Short exercise: Repeat exactly the lines of the listing from the line containing "Enumerate this screenshot's" through its last line, and nothing beyond them.

Source material:
— start —

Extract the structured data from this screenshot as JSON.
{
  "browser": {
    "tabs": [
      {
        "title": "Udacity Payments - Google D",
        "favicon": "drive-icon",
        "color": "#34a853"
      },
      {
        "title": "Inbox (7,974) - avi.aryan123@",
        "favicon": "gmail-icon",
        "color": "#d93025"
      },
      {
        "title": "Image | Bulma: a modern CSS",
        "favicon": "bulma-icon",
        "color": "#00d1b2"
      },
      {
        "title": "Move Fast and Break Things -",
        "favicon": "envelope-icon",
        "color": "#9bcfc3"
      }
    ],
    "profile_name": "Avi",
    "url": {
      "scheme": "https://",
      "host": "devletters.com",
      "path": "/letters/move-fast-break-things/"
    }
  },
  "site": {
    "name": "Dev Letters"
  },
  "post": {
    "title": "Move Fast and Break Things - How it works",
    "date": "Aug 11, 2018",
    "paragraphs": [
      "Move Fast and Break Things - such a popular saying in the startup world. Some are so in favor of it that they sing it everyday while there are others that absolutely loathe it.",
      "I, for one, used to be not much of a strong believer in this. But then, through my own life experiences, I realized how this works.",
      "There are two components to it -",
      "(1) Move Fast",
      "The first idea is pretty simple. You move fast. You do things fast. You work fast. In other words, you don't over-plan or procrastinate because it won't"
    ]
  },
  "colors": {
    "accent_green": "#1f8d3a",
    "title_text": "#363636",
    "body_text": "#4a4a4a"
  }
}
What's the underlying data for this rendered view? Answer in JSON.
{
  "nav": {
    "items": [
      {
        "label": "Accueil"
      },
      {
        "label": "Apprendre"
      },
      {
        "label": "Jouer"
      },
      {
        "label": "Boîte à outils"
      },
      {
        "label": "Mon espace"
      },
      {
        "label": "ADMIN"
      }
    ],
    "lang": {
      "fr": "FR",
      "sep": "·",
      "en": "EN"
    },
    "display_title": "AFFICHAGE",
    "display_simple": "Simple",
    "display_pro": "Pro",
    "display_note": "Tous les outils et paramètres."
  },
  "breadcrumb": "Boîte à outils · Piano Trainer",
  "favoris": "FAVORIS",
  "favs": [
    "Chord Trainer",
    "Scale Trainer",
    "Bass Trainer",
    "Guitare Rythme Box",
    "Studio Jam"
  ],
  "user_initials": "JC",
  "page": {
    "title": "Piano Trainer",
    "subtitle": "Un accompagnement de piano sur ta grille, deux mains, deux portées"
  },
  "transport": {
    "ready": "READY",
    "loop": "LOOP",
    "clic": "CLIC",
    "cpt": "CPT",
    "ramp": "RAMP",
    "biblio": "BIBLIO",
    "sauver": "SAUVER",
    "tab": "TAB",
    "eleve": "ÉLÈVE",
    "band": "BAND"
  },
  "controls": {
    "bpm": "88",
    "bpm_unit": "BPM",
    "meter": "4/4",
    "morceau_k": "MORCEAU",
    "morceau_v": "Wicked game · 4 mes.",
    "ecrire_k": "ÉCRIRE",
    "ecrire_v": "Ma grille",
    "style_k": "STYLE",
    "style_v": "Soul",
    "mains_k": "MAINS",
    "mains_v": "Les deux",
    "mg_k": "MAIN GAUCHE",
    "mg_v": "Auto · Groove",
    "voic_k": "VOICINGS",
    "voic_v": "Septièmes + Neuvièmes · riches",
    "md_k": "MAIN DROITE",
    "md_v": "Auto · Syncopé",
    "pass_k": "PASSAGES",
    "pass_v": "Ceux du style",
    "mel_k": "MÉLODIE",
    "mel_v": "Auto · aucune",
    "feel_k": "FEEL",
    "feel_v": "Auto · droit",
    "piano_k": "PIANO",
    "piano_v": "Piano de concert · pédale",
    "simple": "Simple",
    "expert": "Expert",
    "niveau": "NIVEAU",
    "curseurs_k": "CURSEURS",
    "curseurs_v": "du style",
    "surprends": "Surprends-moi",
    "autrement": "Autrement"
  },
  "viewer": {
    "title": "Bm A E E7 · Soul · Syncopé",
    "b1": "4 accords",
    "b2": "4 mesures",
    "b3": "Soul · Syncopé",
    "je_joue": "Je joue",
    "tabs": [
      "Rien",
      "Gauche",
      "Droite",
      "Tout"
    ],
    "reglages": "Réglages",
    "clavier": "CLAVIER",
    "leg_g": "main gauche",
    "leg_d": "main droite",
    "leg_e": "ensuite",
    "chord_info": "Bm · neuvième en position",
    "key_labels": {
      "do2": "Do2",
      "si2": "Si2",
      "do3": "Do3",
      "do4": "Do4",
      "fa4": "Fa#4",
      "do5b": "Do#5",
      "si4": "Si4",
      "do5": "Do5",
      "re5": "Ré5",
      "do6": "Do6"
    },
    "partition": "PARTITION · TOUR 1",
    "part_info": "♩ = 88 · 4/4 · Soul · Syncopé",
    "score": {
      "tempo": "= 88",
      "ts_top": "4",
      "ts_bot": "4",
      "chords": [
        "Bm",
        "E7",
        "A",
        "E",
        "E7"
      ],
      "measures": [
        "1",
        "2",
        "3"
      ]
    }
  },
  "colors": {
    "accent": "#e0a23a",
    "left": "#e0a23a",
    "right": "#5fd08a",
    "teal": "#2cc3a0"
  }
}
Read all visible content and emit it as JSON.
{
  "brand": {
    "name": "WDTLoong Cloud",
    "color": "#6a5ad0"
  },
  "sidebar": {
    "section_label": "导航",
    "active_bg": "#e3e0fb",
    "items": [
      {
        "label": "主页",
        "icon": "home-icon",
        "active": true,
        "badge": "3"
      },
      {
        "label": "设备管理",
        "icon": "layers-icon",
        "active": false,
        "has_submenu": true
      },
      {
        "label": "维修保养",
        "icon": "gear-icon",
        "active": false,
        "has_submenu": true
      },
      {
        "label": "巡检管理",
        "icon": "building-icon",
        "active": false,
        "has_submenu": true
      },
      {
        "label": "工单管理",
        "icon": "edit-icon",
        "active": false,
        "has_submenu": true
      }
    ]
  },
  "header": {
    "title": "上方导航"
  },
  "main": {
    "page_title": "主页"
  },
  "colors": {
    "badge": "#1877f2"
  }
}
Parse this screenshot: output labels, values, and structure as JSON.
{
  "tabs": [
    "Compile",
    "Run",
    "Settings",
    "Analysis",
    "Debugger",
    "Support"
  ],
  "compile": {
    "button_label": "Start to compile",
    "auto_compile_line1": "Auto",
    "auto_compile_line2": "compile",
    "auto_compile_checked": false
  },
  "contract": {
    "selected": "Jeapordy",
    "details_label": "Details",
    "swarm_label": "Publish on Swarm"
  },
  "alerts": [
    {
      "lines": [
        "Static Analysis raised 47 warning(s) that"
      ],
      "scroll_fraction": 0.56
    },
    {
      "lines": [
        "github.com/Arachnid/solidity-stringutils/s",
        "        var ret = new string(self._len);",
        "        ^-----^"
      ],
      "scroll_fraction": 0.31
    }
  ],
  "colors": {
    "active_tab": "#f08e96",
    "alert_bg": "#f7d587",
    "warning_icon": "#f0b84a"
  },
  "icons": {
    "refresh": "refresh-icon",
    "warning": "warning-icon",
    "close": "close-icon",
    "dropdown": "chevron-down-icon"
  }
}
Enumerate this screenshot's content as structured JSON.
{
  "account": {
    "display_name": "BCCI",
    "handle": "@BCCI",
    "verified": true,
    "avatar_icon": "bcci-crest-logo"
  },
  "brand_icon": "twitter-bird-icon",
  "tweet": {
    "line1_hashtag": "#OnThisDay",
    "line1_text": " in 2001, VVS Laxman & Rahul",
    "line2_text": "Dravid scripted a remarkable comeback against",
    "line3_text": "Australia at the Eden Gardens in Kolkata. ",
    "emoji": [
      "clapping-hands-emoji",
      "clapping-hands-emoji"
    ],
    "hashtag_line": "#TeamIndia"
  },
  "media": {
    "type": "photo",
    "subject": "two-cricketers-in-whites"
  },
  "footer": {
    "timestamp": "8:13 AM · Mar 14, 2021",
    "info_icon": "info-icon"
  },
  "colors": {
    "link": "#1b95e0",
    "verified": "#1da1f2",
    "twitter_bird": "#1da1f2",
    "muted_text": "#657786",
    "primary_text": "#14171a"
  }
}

— end —

Output of the task:
Enumerate this screenshot's content as structured JSON.
{
  "account": {
    "display_name": "BCCI",
    "handle": "@BCCI",
    "verified": true,
    "avatar_icon": "bcci-crest-logo"
  },
  "brand_icon": "twitter-bird-icon",
  "tweet": {
    "line1_hashtag": "#OnThisDay",
    "line1_text": " in 2001, VVS Laxman & Rahul",
    "line2_text": "Dravid scripted a remarkable comeback against",
    "line3_text": "Australia at the Eden Gardens in Kolkata. ",
    "emoji": [
      "clapping-hands-emoji",
      "clapping-hands-emoji"
    ],
    "hashtag_line": "#TeamIndia"
  },
  "media": {
    "type": "photo",
    "subject": "two-cricketers-in-whites"
  },
  "footer": {
    "timestamp": "8:13 AM · Mar 14, 2021",
    "info_icon": "info-icon"
  },
  "colors": {
    "link": "#1b95e0",
    "verified": "#1da1f2",
    "twitter_bird": "#1da1f2",
    "muted_text": "#657786",
    "primary_text": "#14171a"
  }
}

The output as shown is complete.